Brief -> Quote the whole listing verbatim.

Entries provided ->
# # #

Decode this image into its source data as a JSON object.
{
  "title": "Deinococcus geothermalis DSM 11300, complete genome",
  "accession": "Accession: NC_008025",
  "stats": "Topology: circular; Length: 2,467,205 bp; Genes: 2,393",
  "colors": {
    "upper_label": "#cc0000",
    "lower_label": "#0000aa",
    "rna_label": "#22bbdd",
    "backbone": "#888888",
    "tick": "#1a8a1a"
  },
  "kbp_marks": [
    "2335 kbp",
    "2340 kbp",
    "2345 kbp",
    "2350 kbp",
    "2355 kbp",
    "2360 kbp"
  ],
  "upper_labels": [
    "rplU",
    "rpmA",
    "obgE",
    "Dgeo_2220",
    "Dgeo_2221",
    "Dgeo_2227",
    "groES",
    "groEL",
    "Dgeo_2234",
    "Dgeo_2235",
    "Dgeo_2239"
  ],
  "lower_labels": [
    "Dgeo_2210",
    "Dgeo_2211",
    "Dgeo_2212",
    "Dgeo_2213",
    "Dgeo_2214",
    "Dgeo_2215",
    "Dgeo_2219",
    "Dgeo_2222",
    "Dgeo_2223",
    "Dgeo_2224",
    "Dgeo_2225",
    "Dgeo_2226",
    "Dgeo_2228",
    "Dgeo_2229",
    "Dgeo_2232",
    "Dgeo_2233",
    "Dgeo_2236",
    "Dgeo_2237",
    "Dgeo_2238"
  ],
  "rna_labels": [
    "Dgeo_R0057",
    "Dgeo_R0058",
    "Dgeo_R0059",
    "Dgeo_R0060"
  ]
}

# # #

Exercise response ->
Decode this image into its source data as a JSON object.
{
  "title": "Deinococcus geothermalis DSM 11300, complete genome",
  "accession": "Accession: NC_008025",
  "stats": "Topology: circular; Length: 2,467,205 bp; Genes: 2,393",
  "colors": {
    "upper_label": "#cc0000",
    "lower_label": "#0000aa",
    "rna_label": "#22bbdd",
    "backbone": "#888888",
    "tick": "#1a8a1a"
  },
  "kbp_marks": [
    "2335 kbp",
    "2340 kbp",
    "2345 kbp",
    "2350 kbp",
    "2355 kbp",
    "2360 kbp"
  ],
  "upper_labels": [
    "rplU",
    "rpmA",
    "obgE",
    "Dgeo_2220",
    "Dgeo_2221",
    "Dgeo_2227",
    "groES",
    "groEL",
    "Dgeo_2234",
    "Dgeo_2235",
    "Dgeo_2239"
  ],
  "lower_labels": [
    "Dgeo_2210",
    "Dgeo_2211",
    "Dgeo_2212",
    "Dgeo_2213",
    "Dgeo_2214",
    "Dgeo_2215",
    "Dgeo_2219",
    "Dgeo_2222",
    "Dgeo_2223",
    "Dgeo_2224",
    "Dgeo_2225",
    "Dgeo_2226",
    "Dgeo_2228",
    "Dgeo_2229",
    "Dgeo_2232",
    "Dgeo_2233",
    "Dgeo_2236",
    "Dgeo_2237",
    "Dgeo_2238"
  ],
  "rna_labels": [
    "Dgeo_R0057",
    "Dgeo_R0058",
    "Dgeo_R0059",
    "Dgeo_R0060"
  ]
}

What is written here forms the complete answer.